(Data entries)

[Start]

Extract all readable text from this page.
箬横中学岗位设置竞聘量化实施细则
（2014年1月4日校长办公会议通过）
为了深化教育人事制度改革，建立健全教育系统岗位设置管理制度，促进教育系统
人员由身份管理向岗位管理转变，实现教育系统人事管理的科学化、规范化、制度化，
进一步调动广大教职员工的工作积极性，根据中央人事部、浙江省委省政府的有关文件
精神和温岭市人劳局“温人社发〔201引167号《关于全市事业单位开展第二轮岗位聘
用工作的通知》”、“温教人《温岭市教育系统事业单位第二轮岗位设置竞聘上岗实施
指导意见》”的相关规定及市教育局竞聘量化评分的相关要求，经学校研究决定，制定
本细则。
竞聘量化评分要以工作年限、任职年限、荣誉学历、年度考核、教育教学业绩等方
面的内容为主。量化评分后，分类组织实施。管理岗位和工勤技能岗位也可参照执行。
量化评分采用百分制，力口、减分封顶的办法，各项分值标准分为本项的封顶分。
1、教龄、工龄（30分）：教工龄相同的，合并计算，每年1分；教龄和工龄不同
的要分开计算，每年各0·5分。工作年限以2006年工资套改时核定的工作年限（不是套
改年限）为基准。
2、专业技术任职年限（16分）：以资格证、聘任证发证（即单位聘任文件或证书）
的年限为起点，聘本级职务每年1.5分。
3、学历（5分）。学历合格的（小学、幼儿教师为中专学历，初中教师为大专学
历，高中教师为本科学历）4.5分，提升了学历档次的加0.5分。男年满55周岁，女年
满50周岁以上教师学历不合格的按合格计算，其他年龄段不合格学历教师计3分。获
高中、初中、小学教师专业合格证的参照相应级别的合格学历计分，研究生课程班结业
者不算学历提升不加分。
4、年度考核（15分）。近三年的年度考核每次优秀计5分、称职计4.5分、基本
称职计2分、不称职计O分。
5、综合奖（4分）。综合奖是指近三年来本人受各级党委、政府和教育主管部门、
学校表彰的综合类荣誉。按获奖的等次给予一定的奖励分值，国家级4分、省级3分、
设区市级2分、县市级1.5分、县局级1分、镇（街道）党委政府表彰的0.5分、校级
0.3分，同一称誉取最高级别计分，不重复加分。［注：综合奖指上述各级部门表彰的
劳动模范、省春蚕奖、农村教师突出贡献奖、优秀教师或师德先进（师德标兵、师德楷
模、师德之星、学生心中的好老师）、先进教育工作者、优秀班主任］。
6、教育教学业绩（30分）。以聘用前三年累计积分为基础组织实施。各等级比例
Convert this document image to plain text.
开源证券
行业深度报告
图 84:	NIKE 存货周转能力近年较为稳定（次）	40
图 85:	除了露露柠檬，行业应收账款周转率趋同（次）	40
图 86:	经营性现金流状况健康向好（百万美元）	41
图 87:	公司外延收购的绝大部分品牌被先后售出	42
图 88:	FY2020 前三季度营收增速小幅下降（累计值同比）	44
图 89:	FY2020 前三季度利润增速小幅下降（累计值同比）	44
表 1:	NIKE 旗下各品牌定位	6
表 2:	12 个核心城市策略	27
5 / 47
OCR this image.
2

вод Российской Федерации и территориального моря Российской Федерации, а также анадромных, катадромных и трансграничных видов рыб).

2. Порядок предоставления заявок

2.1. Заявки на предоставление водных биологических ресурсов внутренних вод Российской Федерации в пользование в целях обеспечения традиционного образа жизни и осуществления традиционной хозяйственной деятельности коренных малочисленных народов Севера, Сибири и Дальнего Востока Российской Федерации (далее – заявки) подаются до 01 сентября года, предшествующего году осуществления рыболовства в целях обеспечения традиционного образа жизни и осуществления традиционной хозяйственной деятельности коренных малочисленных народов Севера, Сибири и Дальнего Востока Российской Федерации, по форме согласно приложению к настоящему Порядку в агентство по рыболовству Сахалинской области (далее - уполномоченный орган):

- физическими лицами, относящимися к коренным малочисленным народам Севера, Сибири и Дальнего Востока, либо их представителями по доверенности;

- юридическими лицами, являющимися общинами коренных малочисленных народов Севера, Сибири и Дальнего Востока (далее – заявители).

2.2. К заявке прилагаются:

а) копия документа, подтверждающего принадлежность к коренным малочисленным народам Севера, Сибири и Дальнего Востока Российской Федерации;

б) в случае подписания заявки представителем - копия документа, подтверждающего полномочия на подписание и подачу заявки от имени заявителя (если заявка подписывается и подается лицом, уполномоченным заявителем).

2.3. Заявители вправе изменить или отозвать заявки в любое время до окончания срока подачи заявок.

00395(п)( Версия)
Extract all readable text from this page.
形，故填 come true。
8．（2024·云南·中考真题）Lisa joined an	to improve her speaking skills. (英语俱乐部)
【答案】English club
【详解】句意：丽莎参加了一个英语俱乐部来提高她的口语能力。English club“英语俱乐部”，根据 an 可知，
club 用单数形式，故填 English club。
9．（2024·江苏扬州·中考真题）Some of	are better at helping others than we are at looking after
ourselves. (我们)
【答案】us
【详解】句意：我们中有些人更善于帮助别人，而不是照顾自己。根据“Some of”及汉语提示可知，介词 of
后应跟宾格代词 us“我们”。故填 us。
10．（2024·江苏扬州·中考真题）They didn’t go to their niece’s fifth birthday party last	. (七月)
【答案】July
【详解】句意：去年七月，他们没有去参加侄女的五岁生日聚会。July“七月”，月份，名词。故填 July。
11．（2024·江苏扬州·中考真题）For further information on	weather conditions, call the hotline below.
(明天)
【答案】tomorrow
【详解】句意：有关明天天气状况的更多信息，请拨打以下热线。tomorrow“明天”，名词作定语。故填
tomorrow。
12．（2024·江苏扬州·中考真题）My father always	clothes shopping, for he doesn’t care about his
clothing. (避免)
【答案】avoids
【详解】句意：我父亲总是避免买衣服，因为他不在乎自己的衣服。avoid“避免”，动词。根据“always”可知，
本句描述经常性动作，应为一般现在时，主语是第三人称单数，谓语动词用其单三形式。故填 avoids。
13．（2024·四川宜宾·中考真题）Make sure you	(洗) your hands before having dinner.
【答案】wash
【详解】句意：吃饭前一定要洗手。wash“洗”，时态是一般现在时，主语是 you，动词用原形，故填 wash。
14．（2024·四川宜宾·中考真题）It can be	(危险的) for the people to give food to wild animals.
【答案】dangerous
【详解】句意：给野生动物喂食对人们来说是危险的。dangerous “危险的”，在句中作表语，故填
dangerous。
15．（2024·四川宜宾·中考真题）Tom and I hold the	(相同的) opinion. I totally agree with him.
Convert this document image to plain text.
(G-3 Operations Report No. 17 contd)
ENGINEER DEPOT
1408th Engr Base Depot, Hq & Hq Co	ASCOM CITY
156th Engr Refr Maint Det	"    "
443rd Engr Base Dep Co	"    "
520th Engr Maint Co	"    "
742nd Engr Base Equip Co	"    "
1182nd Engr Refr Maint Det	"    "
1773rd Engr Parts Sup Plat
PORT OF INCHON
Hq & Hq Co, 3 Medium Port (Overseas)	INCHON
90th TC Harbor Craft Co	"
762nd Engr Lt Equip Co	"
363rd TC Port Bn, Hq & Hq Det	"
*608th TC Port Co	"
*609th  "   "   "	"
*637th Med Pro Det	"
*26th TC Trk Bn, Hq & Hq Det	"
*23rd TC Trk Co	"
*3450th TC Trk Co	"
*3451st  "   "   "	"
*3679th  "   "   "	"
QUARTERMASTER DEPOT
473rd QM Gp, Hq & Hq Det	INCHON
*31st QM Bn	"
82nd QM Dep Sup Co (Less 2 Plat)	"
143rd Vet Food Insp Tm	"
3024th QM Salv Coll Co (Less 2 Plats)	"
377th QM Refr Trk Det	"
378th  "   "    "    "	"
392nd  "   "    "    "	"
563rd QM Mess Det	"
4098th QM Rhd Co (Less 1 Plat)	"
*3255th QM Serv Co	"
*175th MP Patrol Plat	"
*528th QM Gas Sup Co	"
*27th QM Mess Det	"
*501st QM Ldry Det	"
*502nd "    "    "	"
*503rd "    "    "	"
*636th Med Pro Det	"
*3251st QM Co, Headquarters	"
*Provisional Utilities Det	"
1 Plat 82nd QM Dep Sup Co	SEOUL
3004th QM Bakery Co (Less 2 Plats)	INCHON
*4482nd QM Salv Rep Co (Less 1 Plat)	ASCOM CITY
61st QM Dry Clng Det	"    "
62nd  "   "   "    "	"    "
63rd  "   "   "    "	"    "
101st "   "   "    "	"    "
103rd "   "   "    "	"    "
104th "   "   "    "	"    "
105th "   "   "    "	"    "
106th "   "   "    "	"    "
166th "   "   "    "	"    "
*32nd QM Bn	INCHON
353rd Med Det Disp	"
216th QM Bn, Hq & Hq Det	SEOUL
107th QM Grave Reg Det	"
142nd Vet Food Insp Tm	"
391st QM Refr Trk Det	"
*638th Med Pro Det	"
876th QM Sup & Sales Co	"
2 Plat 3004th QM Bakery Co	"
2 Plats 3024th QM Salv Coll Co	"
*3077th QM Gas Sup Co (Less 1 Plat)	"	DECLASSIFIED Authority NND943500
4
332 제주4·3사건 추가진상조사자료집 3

[End]

**DIRECTIONS FOR THIS TASK**. Go through the material above and copy each line that has the word "Base".

**COMPLETED TASK**.
1408th Engr Base Depot, Hq & Hq Co	ASCOM CITY
443rd Engr Base Dep Co	"    "
742nd Engr Base Equip Co	"    "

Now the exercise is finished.